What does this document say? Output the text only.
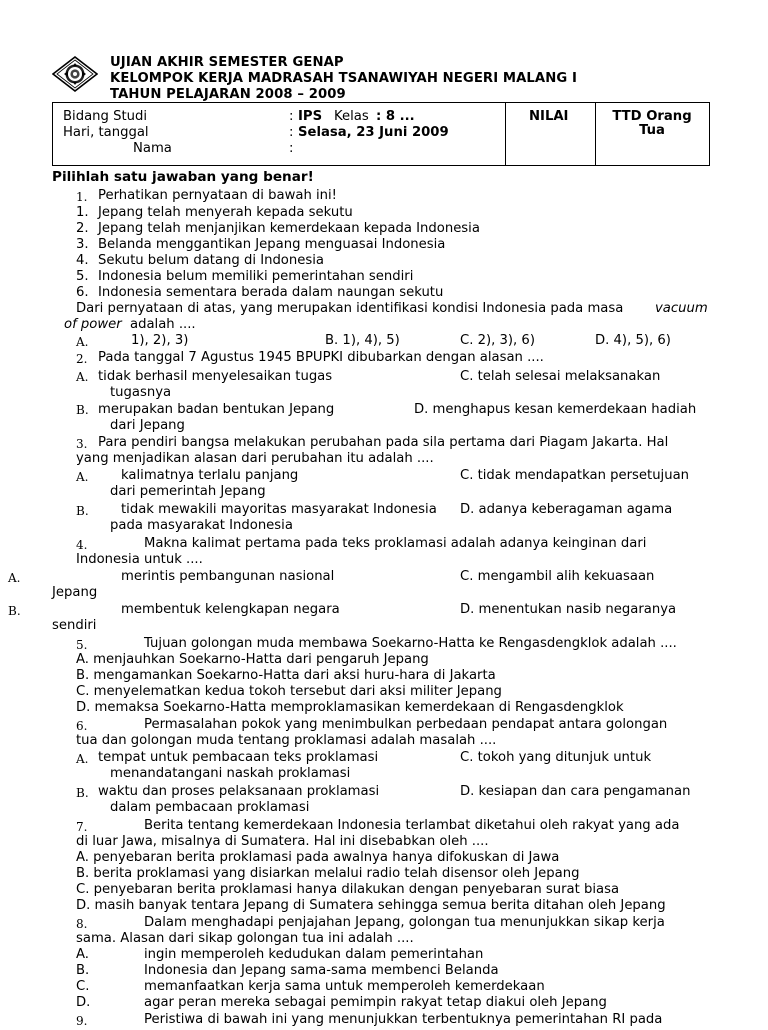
UJIAN AKHIR SEMESTER GENAP
KELOMPOK KERJA MADRASAH TSANAWIYAH NEGERI MALANG I
TAHUN PELAJARAN 2008 – 2009
Bidang Studi	: IPS Kelas : 8 ...
Hari, tanggal	: Selasa, 23 Juni 2009
Nama	:
NILAI	TTD Orang
Tua
Pilihlah satu jawaban yang benar!
1. Perhatikan pernyataan di bawah ini!
1. Jepang telah menyerah kepada sekutu
2. Jepang telah menjanjikan kemerdekaan kepada Indonesia
3. Belanda menggantikan Jepang menguasai Indonesia
4. Sekutu belum datang di Indonesia
5. Indonesia belum memiliki pemerintahan sendiri
6. Indonesia sementara berada dalam naungan sekutu
Dari pernyataan di atas, yang merupakan identifikasi kondisi Indonesia pada masa vacuum
of power adalah ....
A.	1), 2), 3)	B. 1), 4), 5)	C. 2), 3), 6)	D. 4), 5), 6)
2. Pada tanggal 7 Agustus 1945 BPUPKI dibubarkan dengan alasan ....
A. tidak berhasil menyelesaikan tugas	C. telah selesai melaksanakan
tugasnya
B. merupakan badan bentukan Jepang	D. menghapus kesan kemerdekaan hadiah
dari Jepang
3. Para pendiri bangsa melakukan perubahan pada sila pertama dari Piagam Jakarta. Hal
yang menjadikan alasan dari perubahan itu adalah ....
A. kalimatnya terlalu panjang	C. tidak mendapatkan persetujuan
dari pemerintah Jepang
B. tidak mewakili mayoritas masyarakat Indonesia D. adanya keberagaman agama
pada masyarakat Indonesia
4.	Makna kalimat pertama pada teks proklamasi adalah adanya keinginan dari
Indonesia untuk ....
A.	merintis pembangunan nasional	C. mengambil alih kekuasaan
Jepang
B.	membentuk kelengkapan negara	D. menentukan nasib negaranya
sendiri
5.	Tujuan golongan muda membawa Soekarno-Hatta ke Rengasdengklok adalah ....
A. menjauhkan Soekarno-Hatta dari pengaruh Jepang
B. mengamankan Soekarno-Hatta dari aksi huru-hara di Jakarta
C. menyelematkan kedua tokoh tersebut dari aksi militer Jepang
D. memaksa Soekarno-Hatta memproklamasikan kemerdekaan di Rengasdengklok
6.	Permasalahan pokok yang menimbulkan perbedaan pendapat antara golongan
tua dan golongan muda tentang proklamasi adalah masalah ....
A. tempat untuk pembacaan teks proklamasi	C. tokoh yang ditunjuk untuk
menandatangani naskah proklamasi
B. waktu dan proses pelaksanaan proklamasi	D. kesiapan dan cara pengamanan
dalam pembacaan proklamasi
7.	Berita tentang kemerdekaan Indonesia terlambat diketahui oleh rakyat yang ada
di luar Jawa, misalnya di Sumatera. Hal ini disebabkan oleh ....
A. penyebaran berita proklamasi pada awalnya hanya difokuskan di Jawa
B. berita proklamasi yang disiarkan melalui radio telah disensor oleh Jepang
C. penyebaran berita proklamasi hanya dilakukan dengan penyebaran surat biasa
D. masih banyak tentara Jepang di Sumatera sehingga semua berita ditahan oleh Jepang
8.	Dalam menghadapi penjajahan Jepang, golongan tua menunjukkan sikap kerja
sama. Alasan dari sikap golongan tua ini adalah ....
A.	ingin memperoleh kedudukan dalam pemerintahan
B.	Indonesia dan Jepang sama-sama membenci Belanda
C.	memanfaatkan kerja sama untuk memperoleh kemerdekaan
D.	agar peran mereka sebagai pemimpin rakyat tetap diakui oleh Jepang
9.	Peristiwa di bawah ini yang menunjukkan terbentuknya pemerintahan RI pada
***
◆ Stated goal: Give the entries again without a single change, but with no pictures.

◆ Exercise output:
What does this document say? Output the text only.
UJIAN AKHIR SEMESTER GENAP
KELOMPOK KERJA MADRASAH TSANAWIYAH NEGERI MALANG I
TAHUN PELAJARAN 2008 – 2009
Bidang Studi	: IPS Kelas : 8 ...
Hari, tanggal	: Selasa, 23 Juni 2009
Nama	:
NILAI	TTD Orang
Tua
Pilihlah satu jawaban yang benar!
1. Perhatikan pernyataan di bawah ini!
1. Jepang telah menyerah kepada sekutu
2. Jepang telah menjanjikan kemerdekaan kepada Indonesia
3. Belanda menggantikan Jepang menguasai Indonesia
4. Sekutu belum datang di Indonesia
5. Indonesia belum memiliki pemerintahan sendiri
6. Indonesia sementara berada dalam naungan sekutu
Dari pernyataan di atas, yang merupakan identifikasi kondisi Indonesia pada masa vacuum
of power adalah ....
A.	1), 2), 3)	B. 1), 4), 5)	C. 2), 3), 6)	D. 4), 5), 6)
2. Pada tanggal 7 Agustus 1945 BPUPKI dibubarkan dengan alasan ....
A. tidak berhasil menyelesaikan tugas	C. telah selesai melaksanakan
tugasnya
B. merupakan badan bentukan Jepang	D. menghapus kesan kemerdekaan hadiah
dari Jepang
3. Para pendiri bangsa melakukan perubahan pada sila pertama dari Piagam Jakarta. Hal
yang menjadikan alasan dari perubahan itu adalah ....
A. kalimatnya terlalu panjang	C. tidak mendapatkan persetujuan
dari pemerintah Jepang
B. tidak mewakili mayoritas masyarakat Indonesia D. adanya keberagaman agama
pada masyarakat Indonesia
4.	Makna kalimat pertama pada teks proklamasi adalah adanya keinginan dari
Indonesia untuk ....
A.	merintis pembangunan nasional	C. mengambil alih kekuasaan
Jepang
B.	membentuk kelengkapan negara	D. menentukan nasib negaranya
sendiri
5.	Tujuan golongan muda membawa Soekarno-Hatta ke Rengasdengklok adalah ....
A. menjauhkan Soekarno-Hatta dari pengaruh Jepang
B. mengamankan Soekarno-Hatta dari aksi huru-hara di Jakarta
C. menyelematkan kedua tokoh tersebut dari aksi militer Jepang
D. memaksa Soekarno-Hatta memproklamasikan kemerdekaan di Rengasdengklok
6.	Permasalahan pokok yang menimbulkan perbedaan pendapat antara golongan
tua dan golongan muda tentang proklamasi adalah masalah ....
A. tempat untuk pembacaan teks proklamasi	C. tokoh yang ditunjuk untuk
menandatangani naskah proklamasi
B. waktu dan proses pelaksanaan proklamasi	D. kesiapan dan cara pengamanan
dalam pembacaan proklamasi
7.	Berita tentang kemerdekaan Indonesia terlambat diketahui oleh rakyat yang ada
di luar Jawa, misalnya di Sumatera. Hal ini disebabkan oleh ....
A. penyebaran berita proklamasi pada awalnya hanya difokuskan di Jawa
B. berita proklamasi yang disiarkan melalui radio telah disensor oleh Jepang
C. penyebaran berita proklamasi hanya dilakukan dengan penyebaran surat biasa
D. masih banyak tentara Jepang di Sumatera sehingga semua berita ditahan oleh Jepang
8.	Dalam menghadapi penjajahan Jepang, golongan tua menunjukkan sikap kerja
sama. Alasan dari sikap golongan tua ini adalah ....
A.	ingin memperoleh kedudukan dalam pemerintahan
B.	Indonesia dan Jepang sama-sama membenci Belanda
C.	memanfaatkan kerja sama untuk memperoleh kemerdekaan
D.	agar peran mereka sebagai pemimpin rakyat tetap diakui oleh Jepang
9.	Peristiwa di bawah ini yang menunjukkan terbentuknya pemerintahan RI pada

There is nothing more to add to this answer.